[Stored records]
---------------

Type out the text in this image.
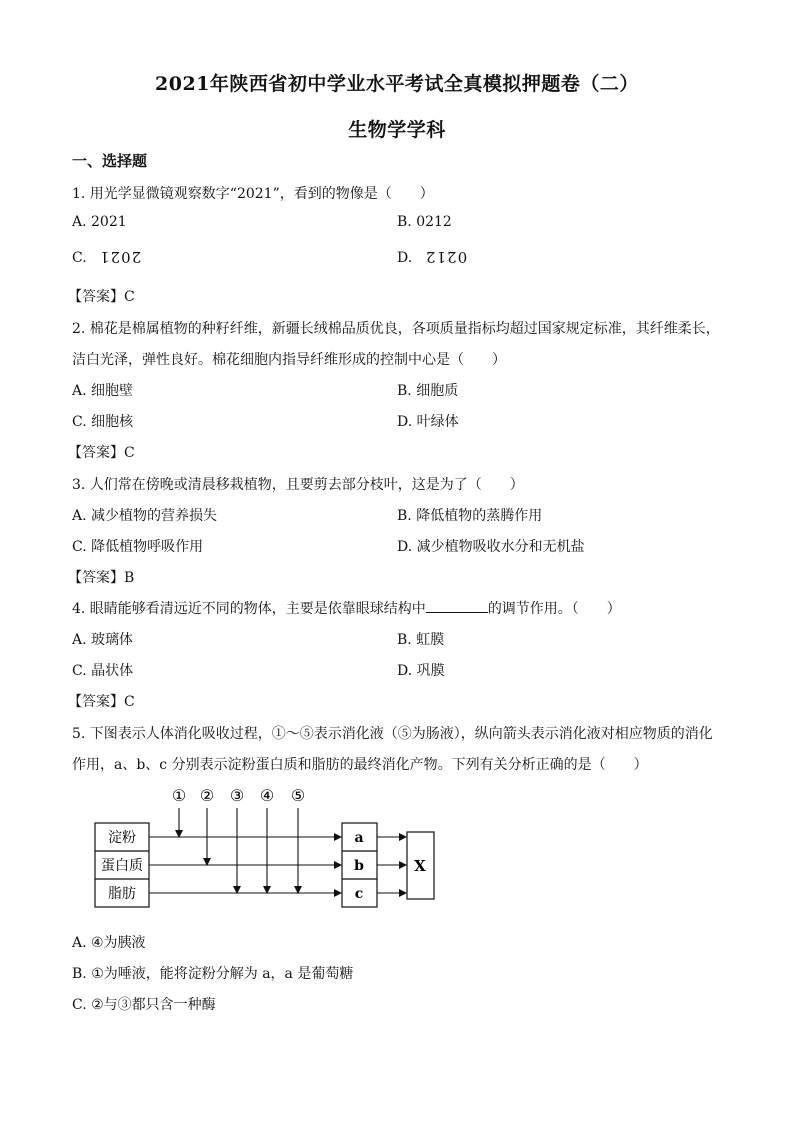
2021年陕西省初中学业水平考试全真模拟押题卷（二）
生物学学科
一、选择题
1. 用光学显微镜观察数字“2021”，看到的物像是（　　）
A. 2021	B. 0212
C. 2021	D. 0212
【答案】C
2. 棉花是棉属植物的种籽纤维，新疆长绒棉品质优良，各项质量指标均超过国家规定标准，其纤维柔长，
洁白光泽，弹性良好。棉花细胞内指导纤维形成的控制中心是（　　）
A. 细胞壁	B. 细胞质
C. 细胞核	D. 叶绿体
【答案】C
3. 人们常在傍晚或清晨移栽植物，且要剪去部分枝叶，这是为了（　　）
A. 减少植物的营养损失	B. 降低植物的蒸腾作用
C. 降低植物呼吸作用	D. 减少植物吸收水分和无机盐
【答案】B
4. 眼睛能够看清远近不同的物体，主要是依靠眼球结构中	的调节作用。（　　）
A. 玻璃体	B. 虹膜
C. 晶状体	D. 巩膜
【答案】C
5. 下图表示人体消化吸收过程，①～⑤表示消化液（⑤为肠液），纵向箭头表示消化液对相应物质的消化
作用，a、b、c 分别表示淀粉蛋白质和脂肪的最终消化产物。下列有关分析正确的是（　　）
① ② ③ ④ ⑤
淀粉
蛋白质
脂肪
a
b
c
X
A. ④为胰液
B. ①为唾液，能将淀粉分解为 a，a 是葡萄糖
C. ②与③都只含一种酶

---------------

Written task: Copy the entries above faithfully and omit every image.

Response below:
Type out the text in this image.
2021年陕西省初中学业水平考试全真模拟押题卷（二）
生物学学科
一、选择题
1. 用光学显微镜观察数字“2021”，看到的物像是（　　）
A. 2021	B. 0212
C. 2021	D. 0212
【答案】C
2. 棉花是棉属植物的种籽纤维，新疆长绒棉品质优良，各项质量指标均超过国家规定标准，其纤维柔长，
洁白光泽，弹性良好。棉花细胞内指导纤维形成的控制中心是（　　）
A. 细胞壁	B. 细胞质
C. 细胞核	D. 叶绿体
【答案】C
3. 人们常在傍晚或清晨移栽植物，且要剪去部分枝叶，这是为了（　　）
A. 减少植物的营养损失	B. 降低植物的蒸腾作用
C. 降低植物呼吸作用	D. 减少植物吸收水分和无机盐
【答案】B
4. 眼睛能够看清远近不同的物体，主要是依靠眼球结构中	的调节作用。（　　）
A. 玻璃体	B. 虹膜
C. 晶状体	D. 巩膜
【答案】C
5. 下图表示人体消化吸收过程，①～⑤表示消化液（⑤为肠液），纵向箭头表示消化液对相应物质的消化
作用，a、b、c 分别表示淀粉蛋白质和脂肪的最终消化产物。下列有关分析正确的是（　　）
① ② ③ ④ ⑤
淀粉
蛋白质
脂肪
a
b
c
X
A. ④为胰液
B. ①为唾液，能将淀粉分解为 a，a 是葡萄糖
C. ②与③都只含一种酶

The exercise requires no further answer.